------ Data for the task ------

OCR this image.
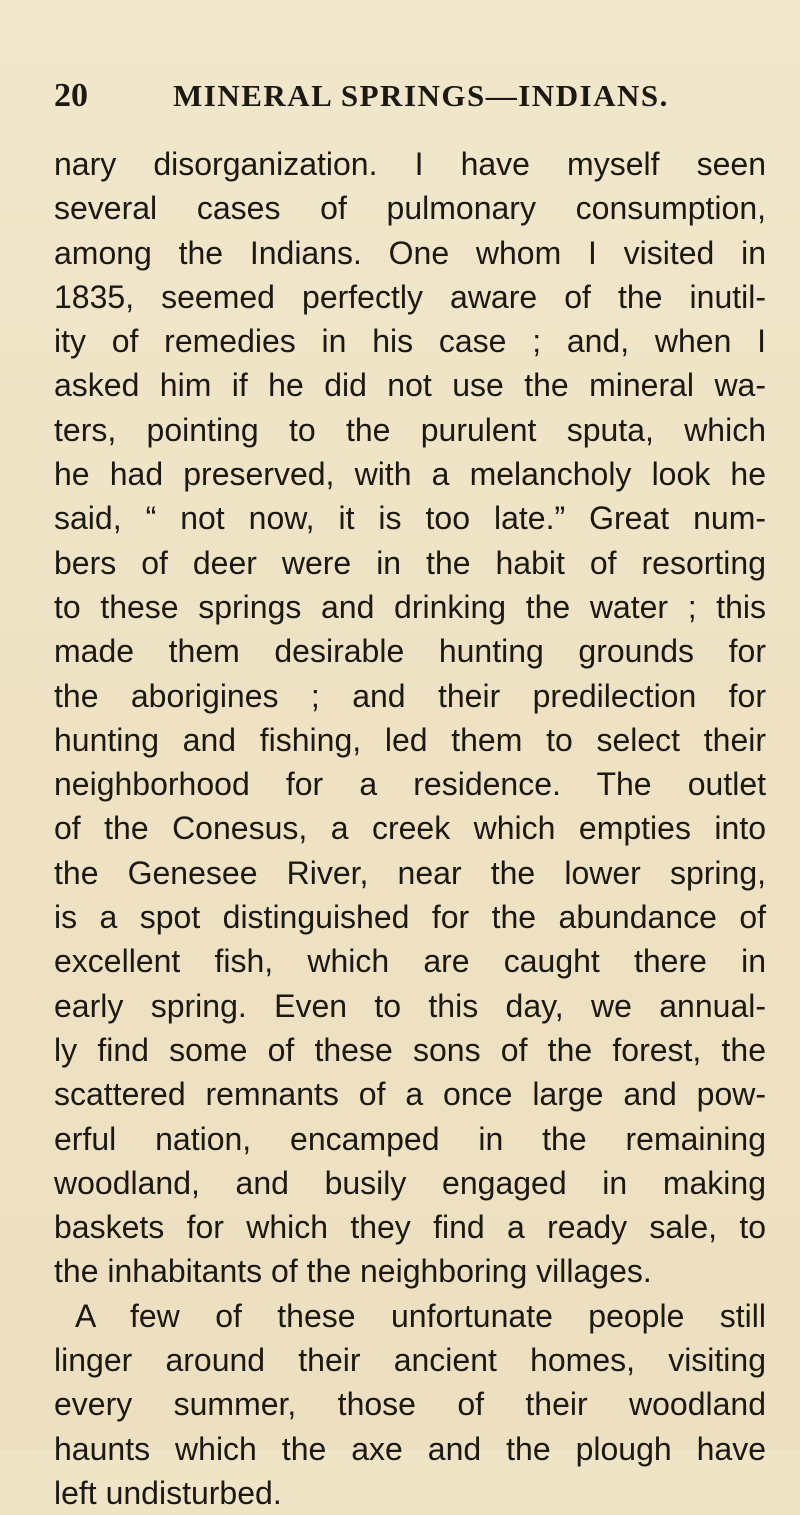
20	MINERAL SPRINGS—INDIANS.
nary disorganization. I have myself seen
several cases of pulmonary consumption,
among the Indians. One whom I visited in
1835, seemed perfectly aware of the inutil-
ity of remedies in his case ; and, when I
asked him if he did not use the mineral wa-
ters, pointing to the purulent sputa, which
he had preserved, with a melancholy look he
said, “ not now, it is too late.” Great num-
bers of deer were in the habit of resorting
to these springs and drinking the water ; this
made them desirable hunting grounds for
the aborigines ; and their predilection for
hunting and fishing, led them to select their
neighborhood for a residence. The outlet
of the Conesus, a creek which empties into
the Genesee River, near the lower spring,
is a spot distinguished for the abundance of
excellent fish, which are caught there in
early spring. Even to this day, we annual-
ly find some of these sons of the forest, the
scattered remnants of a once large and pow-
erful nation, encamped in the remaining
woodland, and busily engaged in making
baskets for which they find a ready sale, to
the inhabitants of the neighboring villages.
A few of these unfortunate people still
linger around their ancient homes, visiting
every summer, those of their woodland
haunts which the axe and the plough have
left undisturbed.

------
------ Data for the task ------

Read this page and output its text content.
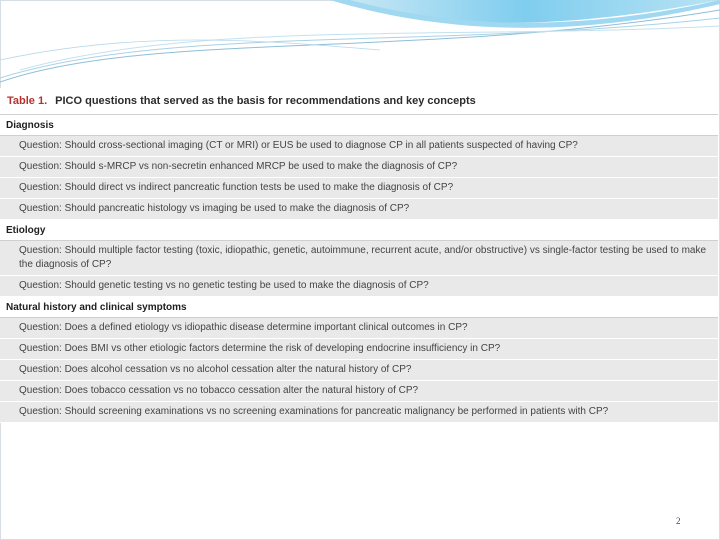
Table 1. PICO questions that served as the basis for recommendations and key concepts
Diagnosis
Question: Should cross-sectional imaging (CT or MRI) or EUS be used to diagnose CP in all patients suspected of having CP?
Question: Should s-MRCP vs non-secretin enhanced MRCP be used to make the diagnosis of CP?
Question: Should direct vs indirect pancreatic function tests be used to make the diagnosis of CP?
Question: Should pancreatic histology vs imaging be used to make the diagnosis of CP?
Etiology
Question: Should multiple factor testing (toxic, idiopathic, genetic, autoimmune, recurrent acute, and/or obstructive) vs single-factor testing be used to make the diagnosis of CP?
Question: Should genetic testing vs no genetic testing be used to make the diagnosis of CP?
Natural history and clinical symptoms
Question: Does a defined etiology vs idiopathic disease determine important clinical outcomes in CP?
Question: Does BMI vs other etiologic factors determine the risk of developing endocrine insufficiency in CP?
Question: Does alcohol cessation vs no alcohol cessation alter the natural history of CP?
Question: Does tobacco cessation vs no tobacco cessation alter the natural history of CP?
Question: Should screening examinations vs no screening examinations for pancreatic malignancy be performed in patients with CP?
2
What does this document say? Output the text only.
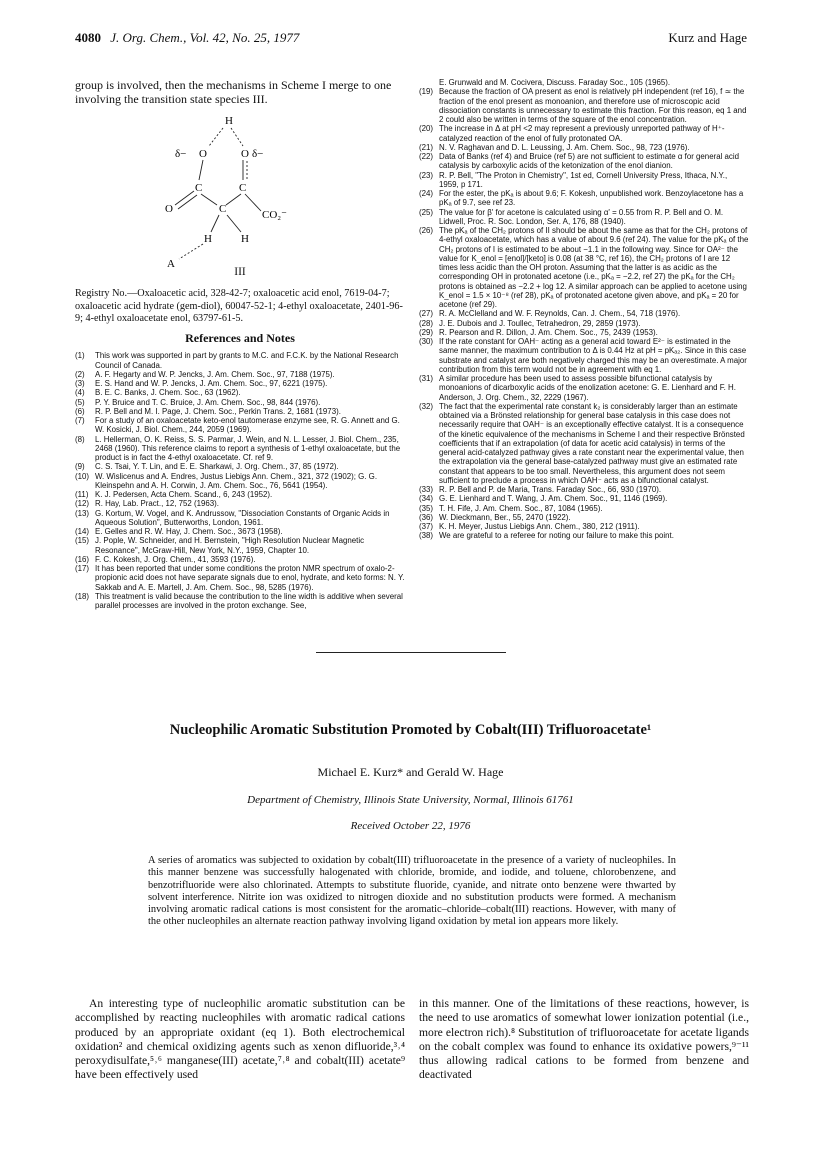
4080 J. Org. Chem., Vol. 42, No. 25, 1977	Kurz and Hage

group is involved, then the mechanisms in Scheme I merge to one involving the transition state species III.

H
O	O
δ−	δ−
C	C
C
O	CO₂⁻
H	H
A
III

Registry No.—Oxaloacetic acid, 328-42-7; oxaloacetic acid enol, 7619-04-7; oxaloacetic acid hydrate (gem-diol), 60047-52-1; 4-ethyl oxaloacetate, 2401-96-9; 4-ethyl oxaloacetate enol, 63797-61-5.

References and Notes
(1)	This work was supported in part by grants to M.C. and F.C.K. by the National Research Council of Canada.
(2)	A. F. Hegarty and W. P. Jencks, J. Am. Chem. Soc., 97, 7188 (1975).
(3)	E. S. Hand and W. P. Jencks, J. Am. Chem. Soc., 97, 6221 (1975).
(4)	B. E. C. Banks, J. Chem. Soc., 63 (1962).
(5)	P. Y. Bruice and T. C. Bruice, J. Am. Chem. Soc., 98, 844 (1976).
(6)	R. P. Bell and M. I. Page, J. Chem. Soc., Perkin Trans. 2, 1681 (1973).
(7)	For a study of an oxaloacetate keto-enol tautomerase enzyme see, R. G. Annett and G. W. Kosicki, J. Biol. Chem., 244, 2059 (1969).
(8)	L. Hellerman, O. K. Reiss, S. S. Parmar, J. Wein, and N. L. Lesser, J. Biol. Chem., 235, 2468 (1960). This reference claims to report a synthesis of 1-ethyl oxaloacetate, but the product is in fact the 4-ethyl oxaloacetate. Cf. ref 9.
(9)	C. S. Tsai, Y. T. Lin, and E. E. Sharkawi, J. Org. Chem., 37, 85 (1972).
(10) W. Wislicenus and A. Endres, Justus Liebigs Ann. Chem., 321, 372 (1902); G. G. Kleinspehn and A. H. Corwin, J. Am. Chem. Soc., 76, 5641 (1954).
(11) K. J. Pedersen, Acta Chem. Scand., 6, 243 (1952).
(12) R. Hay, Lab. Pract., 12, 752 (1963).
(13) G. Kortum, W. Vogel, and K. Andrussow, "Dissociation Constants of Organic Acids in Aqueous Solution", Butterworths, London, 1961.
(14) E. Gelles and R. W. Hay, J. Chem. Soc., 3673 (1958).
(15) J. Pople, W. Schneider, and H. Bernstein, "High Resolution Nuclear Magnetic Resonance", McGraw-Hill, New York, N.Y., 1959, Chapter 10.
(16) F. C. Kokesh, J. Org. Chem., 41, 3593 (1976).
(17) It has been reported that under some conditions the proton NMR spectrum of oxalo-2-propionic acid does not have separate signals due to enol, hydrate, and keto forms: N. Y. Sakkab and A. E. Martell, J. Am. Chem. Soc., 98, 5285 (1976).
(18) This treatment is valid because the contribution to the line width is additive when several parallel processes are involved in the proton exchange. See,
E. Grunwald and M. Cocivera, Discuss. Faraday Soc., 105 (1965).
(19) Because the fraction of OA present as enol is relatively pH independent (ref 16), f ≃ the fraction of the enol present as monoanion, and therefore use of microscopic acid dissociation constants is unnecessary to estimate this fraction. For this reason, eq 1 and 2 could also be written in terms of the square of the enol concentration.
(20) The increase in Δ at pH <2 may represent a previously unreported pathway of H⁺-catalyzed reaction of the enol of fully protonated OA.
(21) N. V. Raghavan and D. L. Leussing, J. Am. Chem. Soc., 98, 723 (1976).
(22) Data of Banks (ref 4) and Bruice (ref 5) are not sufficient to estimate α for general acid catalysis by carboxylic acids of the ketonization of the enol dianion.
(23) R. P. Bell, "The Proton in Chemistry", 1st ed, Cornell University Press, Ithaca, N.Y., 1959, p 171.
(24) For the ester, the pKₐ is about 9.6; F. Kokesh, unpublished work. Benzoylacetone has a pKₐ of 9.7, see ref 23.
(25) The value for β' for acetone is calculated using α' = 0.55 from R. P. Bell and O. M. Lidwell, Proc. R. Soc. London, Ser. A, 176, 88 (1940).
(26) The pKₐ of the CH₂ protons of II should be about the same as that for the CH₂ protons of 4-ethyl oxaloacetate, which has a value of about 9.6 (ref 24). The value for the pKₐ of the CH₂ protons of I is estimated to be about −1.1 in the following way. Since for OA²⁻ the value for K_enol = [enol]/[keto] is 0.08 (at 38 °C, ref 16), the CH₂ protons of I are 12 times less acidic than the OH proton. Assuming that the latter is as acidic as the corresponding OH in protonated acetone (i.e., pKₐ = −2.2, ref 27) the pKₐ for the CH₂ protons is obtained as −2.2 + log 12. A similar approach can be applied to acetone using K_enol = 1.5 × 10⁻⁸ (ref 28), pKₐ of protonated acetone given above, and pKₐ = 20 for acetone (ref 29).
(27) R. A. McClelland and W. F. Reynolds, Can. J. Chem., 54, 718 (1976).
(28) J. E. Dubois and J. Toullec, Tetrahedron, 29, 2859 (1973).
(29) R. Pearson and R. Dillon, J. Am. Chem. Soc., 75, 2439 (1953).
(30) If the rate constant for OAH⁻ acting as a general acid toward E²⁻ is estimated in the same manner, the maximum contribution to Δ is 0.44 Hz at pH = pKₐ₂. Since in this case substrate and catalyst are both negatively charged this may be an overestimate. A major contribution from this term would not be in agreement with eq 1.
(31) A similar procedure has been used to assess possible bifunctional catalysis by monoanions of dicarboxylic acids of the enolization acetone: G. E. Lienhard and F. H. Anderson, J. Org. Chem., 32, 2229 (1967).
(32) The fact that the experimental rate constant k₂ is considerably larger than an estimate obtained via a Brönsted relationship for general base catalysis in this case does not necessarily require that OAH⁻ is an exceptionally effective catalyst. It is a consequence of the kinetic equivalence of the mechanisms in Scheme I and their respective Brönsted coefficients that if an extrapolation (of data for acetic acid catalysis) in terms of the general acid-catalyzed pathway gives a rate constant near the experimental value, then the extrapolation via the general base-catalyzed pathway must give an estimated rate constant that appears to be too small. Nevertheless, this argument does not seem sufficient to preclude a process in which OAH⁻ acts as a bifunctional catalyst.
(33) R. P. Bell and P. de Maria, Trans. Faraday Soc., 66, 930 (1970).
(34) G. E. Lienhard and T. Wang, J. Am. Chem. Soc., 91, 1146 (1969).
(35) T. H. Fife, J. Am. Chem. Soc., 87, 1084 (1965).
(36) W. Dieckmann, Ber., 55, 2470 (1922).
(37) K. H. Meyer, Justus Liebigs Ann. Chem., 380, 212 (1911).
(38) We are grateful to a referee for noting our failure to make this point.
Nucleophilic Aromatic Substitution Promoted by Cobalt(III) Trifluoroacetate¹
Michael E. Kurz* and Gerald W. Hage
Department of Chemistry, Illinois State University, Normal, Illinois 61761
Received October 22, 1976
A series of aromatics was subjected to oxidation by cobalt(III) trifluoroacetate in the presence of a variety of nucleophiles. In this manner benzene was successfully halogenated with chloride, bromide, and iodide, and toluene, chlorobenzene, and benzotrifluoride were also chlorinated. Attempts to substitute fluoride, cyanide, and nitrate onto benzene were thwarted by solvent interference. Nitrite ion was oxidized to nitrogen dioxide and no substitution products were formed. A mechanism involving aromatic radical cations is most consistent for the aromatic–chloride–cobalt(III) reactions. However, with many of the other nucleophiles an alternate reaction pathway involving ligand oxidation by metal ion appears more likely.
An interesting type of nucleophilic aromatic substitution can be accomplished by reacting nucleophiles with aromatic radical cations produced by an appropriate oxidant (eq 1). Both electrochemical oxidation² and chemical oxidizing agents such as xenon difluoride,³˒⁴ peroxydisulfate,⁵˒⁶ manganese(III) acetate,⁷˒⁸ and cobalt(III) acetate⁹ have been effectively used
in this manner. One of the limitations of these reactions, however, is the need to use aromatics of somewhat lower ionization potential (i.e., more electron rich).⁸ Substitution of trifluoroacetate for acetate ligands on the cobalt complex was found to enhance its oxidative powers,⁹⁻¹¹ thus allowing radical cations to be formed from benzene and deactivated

------

_Exercise requirements:_
State how many lines in the records above contain the word "Kokesh", giving only the number.

_Exercise answer:_
2